Input material -
--- start ---
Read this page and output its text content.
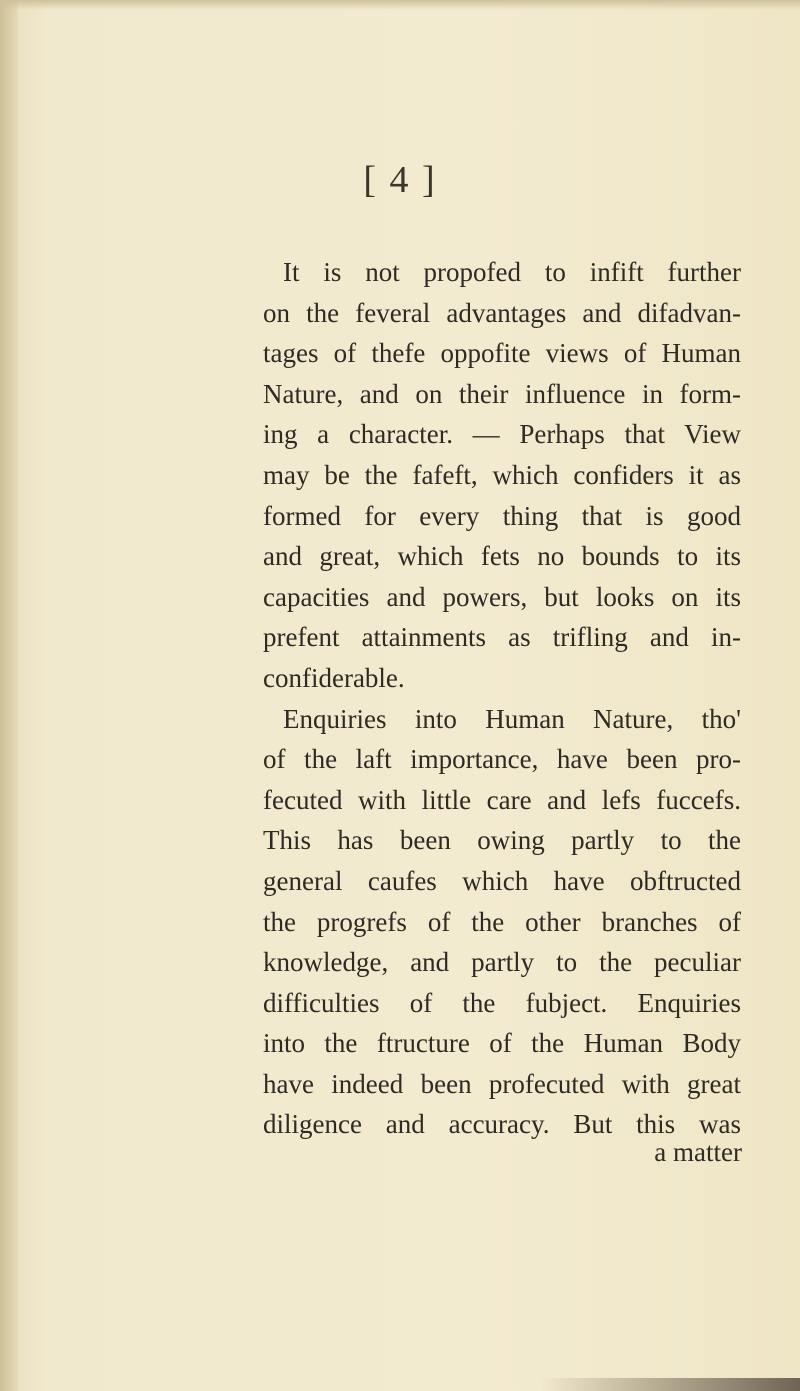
[ 4 ]
It is not propofed to infift further
on the feveral advantages and difadvan-
tages of thefe oppofite views of Human
Nature, and on their influence in form-
ing a character. — Perhaps that View
may be the fafeft, which confiders it as
formed for every thing that is good
and great, which fets no bounds to its
capacities and powers, but looks on its
prefent attainments as trifling and in-
confiderable.
Enquiries into Human Nature, tho'
of the laft importance, have been pro-
fecuted with little care and lefs fuccefs.
This has been owing partly to the
general caufes which have obftructed
the progrefs of the other branches of
knowledge, and partly to the peculiar
difficulties of the fubject. Enquiries
into the ftructure of the Human Body
have indeed been profecuted with great
diligence and accuracy. But this was
a matter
--- end ---
Description of the task -
Every line above should be returned exactly; the pictures stay out.

Answer -
Read this page and output its text content.
[ 4 ]
It is not propofed to infift further
on the feveral advantages and difadvan-
tages of thefe oppofite views of Human
Nature, and on their influence in form-
ing a character. — Perhaps that View
may be the fafeft, which confiders it as
formed for every thing that is good
and great, which fets no bounds to its
capacities and powers, but looks on its
prefent attainments as trifling and in-
confiderable.
Enquiries into Human Nature, tho'
of the laft importance, have been pro-
fecuted with little care and lefs fuccefs.
This has been owing partly to the
general caufes which have obftructed
the progrefs of the other branches of
knowledge, and partly to the peculiar
difficulties of the fubject. Enquiries
into the ftructure of the Human Body
have indeed been profecuted with great
diligence and accuracy. But this was
a matter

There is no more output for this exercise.